What you will do: Summarize the abstract in two sentences.

Quoted passage:

==*==

Pancreatic islets from hypothalamic obese rats maintain K+ATP channel-dependent but not -independent pathways on glucose-induced insulin release process

Abstract

One of the main features of obesity is hyperinsulinemia, which is related to insulin oversecretion. Glucose is by far the major physiological stimulator of insulin secretion. Glucose promotes an increase in the ATP/ADP ratio, which inactivates ATP-sensitive K+ channels (K+ATP) and induces beta cell depolarization with consequent calcium influx. Increased intracellular calcium concentration triggers insulin exocytosis. K+ATP channel function is important for K+ATP channel-dependent pathways involved in glucose-stimulated insulin secretion (GSIS). However, K+ATP channel-independent pathway has been identified and it has been found that this pathway sustains GSIS. Both pathways are critical to better GSIS control. GSIS was studied in pancreatic islets from hyperinsulinemic adult obese rats obtained by monosodium L-glutamate (MSG) neonatal treatment. Islets from MSG-obese rats were more glucose responsive than control ones. Diazoxide, a drug which maintains the K+ATP channels open without interfering with cell metabolism, blocked GSIS in islets from both groups. High extracellular potassium concentration plus diazoxide was used to study an alternative to the K+ATP channel pathway; in these conditions islets from MSG-obese rats did not respond, while islets from control animals showed enhanced GSIS. Results indicate that MSG-obese rats oversecreted insulin, even though the K+ATP channel-independent pathway is impaired in their beta cells.

==*==

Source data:
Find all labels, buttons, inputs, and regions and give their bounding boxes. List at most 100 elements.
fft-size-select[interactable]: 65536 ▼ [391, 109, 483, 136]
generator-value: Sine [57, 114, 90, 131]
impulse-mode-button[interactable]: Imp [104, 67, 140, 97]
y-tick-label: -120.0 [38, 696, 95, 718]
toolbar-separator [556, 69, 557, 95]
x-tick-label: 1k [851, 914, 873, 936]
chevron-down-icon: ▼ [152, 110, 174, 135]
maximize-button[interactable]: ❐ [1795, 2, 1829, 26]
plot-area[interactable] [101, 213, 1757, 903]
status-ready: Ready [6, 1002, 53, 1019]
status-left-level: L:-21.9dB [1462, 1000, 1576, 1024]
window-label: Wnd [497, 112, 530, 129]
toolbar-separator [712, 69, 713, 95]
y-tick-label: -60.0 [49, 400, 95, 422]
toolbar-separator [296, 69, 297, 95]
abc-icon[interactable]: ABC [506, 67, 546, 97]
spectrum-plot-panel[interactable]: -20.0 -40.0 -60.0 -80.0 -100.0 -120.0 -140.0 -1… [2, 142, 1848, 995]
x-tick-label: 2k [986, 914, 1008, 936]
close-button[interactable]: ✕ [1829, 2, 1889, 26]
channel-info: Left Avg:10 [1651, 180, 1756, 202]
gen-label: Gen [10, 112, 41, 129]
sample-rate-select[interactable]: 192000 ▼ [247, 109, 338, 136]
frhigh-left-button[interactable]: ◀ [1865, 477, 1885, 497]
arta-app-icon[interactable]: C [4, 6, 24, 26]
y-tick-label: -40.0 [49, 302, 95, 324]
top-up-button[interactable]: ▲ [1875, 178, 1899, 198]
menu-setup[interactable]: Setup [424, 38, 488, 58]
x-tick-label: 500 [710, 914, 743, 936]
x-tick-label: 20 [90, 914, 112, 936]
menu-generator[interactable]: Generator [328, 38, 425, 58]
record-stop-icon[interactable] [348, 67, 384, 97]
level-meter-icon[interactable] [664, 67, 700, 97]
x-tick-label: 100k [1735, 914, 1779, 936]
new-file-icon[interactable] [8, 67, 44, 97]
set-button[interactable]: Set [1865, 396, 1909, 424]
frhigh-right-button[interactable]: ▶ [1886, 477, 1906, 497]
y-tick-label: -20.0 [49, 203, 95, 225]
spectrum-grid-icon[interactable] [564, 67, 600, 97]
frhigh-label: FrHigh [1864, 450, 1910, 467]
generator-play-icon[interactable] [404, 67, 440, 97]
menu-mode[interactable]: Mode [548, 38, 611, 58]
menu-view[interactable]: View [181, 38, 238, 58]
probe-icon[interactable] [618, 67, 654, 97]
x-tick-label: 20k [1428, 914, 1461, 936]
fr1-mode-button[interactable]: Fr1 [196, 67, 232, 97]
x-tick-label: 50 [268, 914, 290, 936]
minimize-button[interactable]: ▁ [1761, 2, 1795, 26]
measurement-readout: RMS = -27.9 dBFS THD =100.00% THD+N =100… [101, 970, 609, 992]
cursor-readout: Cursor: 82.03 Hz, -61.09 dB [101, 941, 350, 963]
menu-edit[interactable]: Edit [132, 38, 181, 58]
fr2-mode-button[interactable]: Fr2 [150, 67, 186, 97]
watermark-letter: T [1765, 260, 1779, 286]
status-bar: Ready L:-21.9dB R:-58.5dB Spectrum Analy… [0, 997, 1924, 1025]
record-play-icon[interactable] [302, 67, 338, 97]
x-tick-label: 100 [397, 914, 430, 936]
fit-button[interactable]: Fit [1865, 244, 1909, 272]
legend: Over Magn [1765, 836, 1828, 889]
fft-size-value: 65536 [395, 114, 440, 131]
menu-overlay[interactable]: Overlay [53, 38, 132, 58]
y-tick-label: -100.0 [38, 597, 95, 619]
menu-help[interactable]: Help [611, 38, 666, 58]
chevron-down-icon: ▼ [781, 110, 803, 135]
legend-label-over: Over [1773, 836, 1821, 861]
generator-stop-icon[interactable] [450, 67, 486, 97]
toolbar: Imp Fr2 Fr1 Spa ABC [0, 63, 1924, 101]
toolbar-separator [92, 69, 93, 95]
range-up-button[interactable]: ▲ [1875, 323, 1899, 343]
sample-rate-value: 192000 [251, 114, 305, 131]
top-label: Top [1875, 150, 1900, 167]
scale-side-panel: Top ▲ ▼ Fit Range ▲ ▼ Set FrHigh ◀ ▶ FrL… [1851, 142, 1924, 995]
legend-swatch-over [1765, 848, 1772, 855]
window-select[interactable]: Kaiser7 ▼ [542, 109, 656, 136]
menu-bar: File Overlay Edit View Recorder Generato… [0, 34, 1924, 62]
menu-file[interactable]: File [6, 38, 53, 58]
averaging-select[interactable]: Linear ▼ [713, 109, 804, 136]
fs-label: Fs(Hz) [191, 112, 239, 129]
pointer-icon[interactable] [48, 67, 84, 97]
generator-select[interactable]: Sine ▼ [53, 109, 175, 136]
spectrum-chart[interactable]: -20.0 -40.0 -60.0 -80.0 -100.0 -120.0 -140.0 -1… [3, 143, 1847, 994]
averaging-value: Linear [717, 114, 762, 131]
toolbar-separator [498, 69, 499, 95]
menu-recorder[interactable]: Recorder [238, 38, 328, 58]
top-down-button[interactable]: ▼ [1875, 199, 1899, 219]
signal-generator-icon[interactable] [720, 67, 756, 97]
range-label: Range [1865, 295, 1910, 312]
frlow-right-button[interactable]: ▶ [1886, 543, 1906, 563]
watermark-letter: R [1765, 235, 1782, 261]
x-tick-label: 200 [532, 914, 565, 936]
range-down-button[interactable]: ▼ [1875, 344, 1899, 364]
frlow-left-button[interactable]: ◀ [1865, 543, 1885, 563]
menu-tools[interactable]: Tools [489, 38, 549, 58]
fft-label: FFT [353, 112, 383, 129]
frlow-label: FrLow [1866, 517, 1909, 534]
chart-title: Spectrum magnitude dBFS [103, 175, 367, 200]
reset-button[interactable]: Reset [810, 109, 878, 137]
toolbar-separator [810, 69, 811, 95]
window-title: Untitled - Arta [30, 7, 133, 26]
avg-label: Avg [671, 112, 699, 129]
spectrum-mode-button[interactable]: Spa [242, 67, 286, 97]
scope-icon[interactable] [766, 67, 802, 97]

==*==

Exercise result: Pancreatic islets from adult rats made hyperinsulinemic and obese by neonatal monosodium L-glutamate (MSG) treatment were more responsive to glucose than control islets, and diazoxide, which keeps K+ATP channels open, blocked glucose-stimulated insulin secretion in both groups. With high extracellular potassium plus diazoxide, control islets showed enhanced secretion while MSG-obese islets did not respond, indicating that these rats oversecrete insulin even though the K+ATP channel-independent pathway is impaired in their beta cells.